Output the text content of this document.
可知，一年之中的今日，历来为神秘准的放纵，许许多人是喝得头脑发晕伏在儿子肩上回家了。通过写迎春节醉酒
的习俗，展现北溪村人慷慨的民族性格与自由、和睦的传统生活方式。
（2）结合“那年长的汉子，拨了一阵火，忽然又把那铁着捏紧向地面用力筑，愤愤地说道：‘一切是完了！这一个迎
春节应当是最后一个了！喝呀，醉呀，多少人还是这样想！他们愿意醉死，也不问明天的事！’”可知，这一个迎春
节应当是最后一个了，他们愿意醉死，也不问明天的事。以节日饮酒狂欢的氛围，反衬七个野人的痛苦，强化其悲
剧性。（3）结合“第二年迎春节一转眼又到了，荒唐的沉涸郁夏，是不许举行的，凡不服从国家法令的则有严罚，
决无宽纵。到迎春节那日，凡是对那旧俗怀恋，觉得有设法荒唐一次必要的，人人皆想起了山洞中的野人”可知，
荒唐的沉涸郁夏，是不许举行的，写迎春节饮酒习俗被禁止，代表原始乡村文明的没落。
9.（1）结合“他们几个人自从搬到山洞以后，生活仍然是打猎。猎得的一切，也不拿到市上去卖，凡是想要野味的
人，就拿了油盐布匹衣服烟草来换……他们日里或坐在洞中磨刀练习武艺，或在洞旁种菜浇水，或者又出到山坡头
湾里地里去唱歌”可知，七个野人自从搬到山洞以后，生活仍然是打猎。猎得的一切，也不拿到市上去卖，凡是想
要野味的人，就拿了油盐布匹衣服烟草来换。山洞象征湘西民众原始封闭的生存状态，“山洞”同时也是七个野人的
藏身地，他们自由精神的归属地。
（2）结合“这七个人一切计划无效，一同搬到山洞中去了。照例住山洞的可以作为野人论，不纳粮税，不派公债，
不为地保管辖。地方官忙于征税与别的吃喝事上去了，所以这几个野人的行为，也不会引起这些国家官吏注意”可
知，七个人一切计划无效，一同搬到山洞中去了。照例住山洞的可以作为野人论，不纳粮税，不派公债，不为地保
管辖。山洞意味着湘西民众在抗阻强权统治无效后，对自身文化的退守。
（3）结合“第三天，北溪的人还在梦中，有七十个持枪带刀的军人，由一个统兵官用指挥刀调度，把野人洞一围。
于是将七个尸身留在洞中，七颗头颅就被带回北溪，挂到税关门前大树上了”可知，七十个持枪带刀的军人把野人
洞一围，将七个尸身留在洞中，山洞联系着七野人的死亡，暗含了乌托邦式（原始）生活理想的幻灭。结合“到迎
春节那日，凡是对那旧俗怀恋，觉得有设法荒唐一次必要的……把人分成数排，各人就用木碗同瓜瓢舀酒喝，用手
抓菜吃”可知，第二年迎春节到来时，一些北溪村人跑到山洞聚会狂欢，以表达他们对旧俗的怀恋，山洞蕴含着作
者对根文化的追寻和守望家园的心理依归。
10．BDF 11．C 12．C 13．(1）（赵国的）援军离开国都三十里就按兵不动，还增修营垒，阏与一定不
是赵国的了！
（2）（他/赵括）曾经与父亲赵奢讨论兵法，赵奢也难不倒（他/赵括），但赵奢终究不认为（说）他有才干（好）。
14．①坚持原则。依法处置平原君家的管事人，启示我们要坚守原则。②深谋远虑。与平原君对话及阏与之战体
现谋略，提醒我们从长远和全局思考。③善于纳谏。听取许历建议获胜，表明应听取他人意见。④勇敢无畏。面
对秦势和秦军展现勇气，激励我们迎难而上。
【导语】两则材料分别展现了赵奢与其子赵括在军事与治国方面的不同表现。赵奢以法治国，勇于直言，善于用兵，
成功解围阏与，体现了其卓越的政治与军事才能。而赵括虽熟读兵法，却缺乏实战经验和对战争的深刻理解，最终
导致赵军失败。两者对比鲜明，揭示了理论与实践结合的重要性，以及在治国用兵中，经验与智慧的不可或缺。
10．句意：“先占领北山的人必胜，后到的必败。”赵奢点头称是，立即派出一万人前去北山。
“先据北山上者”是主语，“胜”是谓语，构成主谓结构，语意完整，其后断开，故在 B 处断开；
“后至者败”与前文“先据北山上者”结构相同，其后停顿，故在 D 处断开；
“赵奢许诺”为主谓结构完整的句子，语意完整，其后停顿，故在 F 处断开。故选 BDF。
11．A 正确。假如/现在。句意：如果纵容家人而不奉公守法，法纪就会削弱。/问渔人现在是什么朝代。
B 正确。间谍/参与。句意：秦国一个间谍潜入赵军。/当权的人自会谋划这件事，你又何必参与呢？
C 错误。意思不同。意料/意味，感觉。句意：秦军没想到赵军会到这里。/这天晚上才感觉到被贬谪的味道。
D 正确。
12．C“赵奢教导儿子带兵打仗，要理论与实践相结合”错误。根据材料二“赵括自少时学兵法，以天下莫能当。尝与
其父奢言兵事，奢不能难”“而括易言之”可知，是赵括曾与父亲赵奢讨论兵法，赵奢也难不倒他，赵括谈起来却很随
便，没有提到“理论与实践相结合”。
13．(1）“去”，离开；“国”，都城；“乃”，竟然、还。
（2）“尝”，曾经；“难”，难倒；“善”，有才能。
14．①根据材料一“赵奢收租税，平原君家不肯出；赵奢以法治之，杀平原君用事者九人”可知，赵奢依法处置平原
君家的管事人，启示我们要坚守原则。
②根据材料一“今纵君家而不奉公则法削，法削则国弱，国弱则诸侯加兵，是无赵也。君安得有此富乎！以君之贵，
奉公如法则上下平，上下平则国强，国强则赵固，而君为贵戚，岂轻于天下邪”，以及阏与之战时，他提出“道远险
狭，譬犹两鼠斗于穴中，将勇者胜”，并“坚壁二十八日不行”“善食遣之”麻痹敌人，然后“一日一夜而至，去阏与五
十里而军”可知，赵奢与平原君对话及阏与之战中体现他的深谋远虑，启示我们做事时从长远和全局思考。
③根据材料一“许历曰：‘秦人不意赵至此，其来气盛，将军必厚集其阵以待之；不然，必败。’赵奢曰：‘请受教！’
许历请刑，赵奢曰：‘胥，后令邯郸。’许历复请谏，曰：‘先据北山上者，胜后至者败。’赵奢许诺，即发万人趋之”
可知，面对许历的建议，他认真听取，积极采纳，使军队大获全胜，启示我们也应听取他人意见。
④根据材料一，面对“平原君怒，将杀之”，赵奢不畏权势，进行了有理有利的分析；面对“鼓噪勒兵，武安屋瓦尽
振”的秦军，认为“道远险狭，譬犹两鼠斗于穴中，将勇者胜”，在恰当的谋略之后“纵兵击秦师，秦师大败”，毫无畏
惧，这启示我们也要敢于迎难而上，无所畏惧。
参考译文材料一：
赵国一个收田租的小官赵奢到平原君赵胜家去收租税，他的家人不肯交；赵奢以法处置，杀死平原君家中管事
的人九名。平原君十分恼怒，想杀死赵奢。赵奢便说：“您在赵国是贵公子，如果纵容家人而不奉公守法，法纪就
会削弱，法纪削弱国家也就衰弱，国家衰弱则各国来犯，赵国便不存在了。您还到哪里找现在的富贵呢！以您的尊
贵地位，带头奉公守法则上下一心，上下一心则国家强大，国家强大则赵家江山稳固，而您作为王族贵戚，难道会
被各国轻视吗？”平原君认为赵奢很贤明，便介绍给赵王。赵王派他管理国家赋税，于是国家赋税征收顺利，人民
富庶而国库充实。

____________________

# [WHAT YOU HAVE TO DO]
All of the material above needs to be copied exactly.

# [WRITTEN RESPONSE]
Output the text content of this document.
可知，一年之中的今日，历来为神秘准的放纵，许许多人是喝得头脑发晕伏在儿子肩上回家了。通过写迎春节醉酒
的习俗，展现北溪村人慷慨的民族性格与自由、和睦的传统生活方式。
（2）结合“那年长的汉子，拨了一阵火，忽然又把那铁着捏紧向地面用力筑，愤愤地说道：‘一切是完了！这一个迎
春节应当是最后一个了！喝呀，醉呀，多少人还是这样想！他们愿意醉死，也不问明天的事！’”可知，这一个迎春
节应当是最后一个了，他们愿意醉死，也不问明天的事。以节日饮酒狂欢的氛围，反衬七个野人的痛苦，强化其悲
剧性。（3）结合“第二年迎春节一转眼又到了，荒唐的沉涸郁夏，是不许举行的，凡不服从国家法令的则有严罚，
决无宽纵。到迎春节那日，凡是对那旧俗怀恋，觉得有设法荒唐一次必要的，人人皆想起了山洞中的野人”可知，
荒唐的沉涸郁夏，是不许举行的，写迎春节饮酒习俗被禁止，代表原始乡村文明的没落。
9.（1）结合“他们几个人自从搬到山洞以后，生活仍然是打猎。猎得的一切，也不拿到市上去卖，凡是想要野味的
人，就拿了油盐布匹衣服烟草来换……他们日里或坐在洞中磨刀练习武艺，或在洞旁种菜浇水，或者又出到山坡头
湾里地里去唱歌”可知，七个野人自从搬到山洞以后，生活仍然是打猎。猎得的一切，也不拿到市上去卖，凡是想
要野味的人，就拿了油盐布匹衣服烟草来换。山洞象征湘西民众原始封闭的生存状态，“山洞”同时也是七个野人的
藏身地，他们自由精神的归属地。
（2）结合“这七个人一切计划无效，一同搬到山洞中去了。照例住山洞的可以作为野人论，不纳粮税，不派公债，
不为地保管辖。地方官忙于征税与别的吃喝事上去了，所以这几个野人的行为，也不会引起这些国家官吏注意”可
知，七个人一切计划无效，一同搬到山洞中去了。照例住山洞的可以作为野人论，不纳粮税，不派公债，不为地保
管辖。山洞意味着湘西民众在抗阻强权统治无效后，对自身文化的退守。
（3）结合“第三天，北溪的人还在梦中，有七十个持枪带刀的军人，由一个统兵官用指挥刀调度，把野人洞一围。
于是将七个尸身留在洞中，七颗头颅就被带回北溪，挂到税关门前大树上了”可知，七十个持枪带刀的军人把野人
洞一围，将七个尸身留在洞中，山洞联系着七野人的死亡，暗含了乌托邦式（原始）生活理想的幻灭。结合“到迎
春节那日，凡是对那旧俗怀恋，觉得有设法荒唐一次必要的……把人分成数排，各人就用木碗同瓜瓢舀酒喝，用手
抓菜吃”可知，第二年迎春节到来时，一些北溪村人跑到山洞聚会狂欢，以表达他们对旧俗的怀恋，山洞蕴含着作
者对根文化的追寻和守望家园的心理依归。
10．BDF 11．C 12．C 13．(1）（赵国的）援军离开国都三十里就按兵不动，还增修营垒，阏与一定不
是赵国的了！
（2）（他/赵括）曾经与父亲赵奢讨论兵法，赵奢也难不倒（他/赵括），但赵奢终究不认为（说）他有才干（好）。
14．①坚持原则。依法处置平原君家的管事人，启示我们要坚守原则。②深谋远虑。与平原君对话及阏与之战体
现谋略，提醒我们从长远和全局思考。③善于纳谏。听取许历建议获胜，表明应听取他人意见。④勇敢无畏。面
对秦势和秦军展现勇气，激励我们迎难而上。
【导语】两则材料分别展现了赵奢与其子赵括在军事与治国方面的不同表现。赵奢以法治国，勇于直言，善于用兵，
成功解围阏与，体现了其卓越的政治与军事才能。而赵括虽熟读兵法，却缺乏实战经验和对战争的深刻理解，最终
导致赵军失败。两者对比鲜明，揭示了理论与实践结合的重要性，以及在治国用兵中，经验与智慧的不可或缺。
10．句意：“先占领北山的人必胜，后到的必败。”赵奢点头称是，立即派出一万人前去北山。
“先据北山上者”是主语，“胜”是谓语，构成主谓结构，语意完整，其后断开，故在 B 处断开；
“后至者败”与前文“先据北山上者”结构相同，其后停顿，故在 D 处断开；
“赵奢许诺”为主谓结构完整的句子，语意完整，其后停顿，故在 F 处断开。故选 BDF。
11．A 正确。假如/现在。句意：如果纵容家人而不奉公守法，法纪就会削弱。/问渔人现在是什么朝代。
B 正确。间谍/参与。句意：秦国一个间谍潜入赵军。/当权的人自会谋划这件事，你又何必参与呢？
C 错误。意思不同。意料/意味，感觉。句意：秦军没想到赵军会到这里。/这天晚上才感觉到被贬谪的味道。
D 正确。
12．C“赵奢教导儿子带兵打仗，要理论与实践相结合”错误。根据材料二“赵括自少时学兵法，以天下莫能当。尝与
其父奢言兵事，奢不能难”“而括易言之”可知，是赵括曾与父亲赵奢讨论兵法，赵奢也难不倒他，赵括谈起来却很随
便，没有提到“理论与实践相结合”。
13．(1）“去”，离开；“国”，都城；“乃”，竟然、还。
（2）“尝”，曾经；“难”，难倒；“善”，有才能。
14．①根据材料一“赵奢收租税，平原君家不肯出；赵奢以法治之，杀平原君用事者九人”可知，赵奢依法处置平原
君家的管事人，启示我们要坚守原则。
②根据材料一“今纵君家而不奉公则法削，法削则国弱，国弱则诸侯加兵，是无赵也。君安得有此富乎！以君之贵，
奉公如法则上下平，上下平则国强，国强则赵固，而君为贵戚，岂轻于天下邪”，以及阏与之战时，他提出“道远险
狭，譬犹两鼠斗于穴中，将勇者胜”，并“坚壁二十八日不行”“善食遣之”麻痹敌人，然后“一日一夜而至，去阏与五
十里而军”可知，赵奢与平原君对话及阏与之战中体现他的深谋远虑，启示我们做事时从长远和全局思考。
③根据材料一“许历曰：‘秦人不意赵至此，其来气盛，将军必厚集其阵以待之；不然，必败。’赵奢曰：‘请受教！’
许历请刑，赵奢曰：‘胥，后令邯郸。’许历复请谏，曰：‘先据北山上者，胜后至者败。’赵奢许诺，即发万人趋之”
可知，面对许历的建议，他认真听取，积极采纳，使军队大获全胜，启示我们也应听取他人意见。
④根据材料一，面对“平原君怒，将杀之”，赵奢不畏权势，进行了有理有利的分析；面对“鼓噪勒兵，武安屋瓦尽
振”的秦军，认为“道远险狭，譬犹两鼠斗于穴中，将勇者胜”，在恰当的谋略之后“纵兵击秦师，秦师大败”，毫无畏
惧，这启示我们也要敢于迎难而上，无所畏惧。
参考译文材料一：
赵国一个收田租的小官赵奢到平原君赵胜家去收租税，他的家人不肯交；赵奢以法处置，杀死平原君家中管事
的人九名。平原君十分恼怒，想杀死赵奢。赵奢便说：“您在赵国是贵公子，如果纵容家人而不奉公守法，法纪就
会削弱，法纪削弱国家也就衰弱，国家衰弱则各国来犯，赵国便不存在了。您还到哪里找现在的富贵呢！以您的尊
贵地位，带头奉公守法则上下一心，上下一心则国家强大，国家强大则赵家江山稳固，而您作为王族贵戚，难道会
被各国轻视吗？”平原君认为赵奢很贤明，便介绍给赵王。赵王派他管理国家赋税，于是国家赋税征收顺利，人民
富庶而国库充实。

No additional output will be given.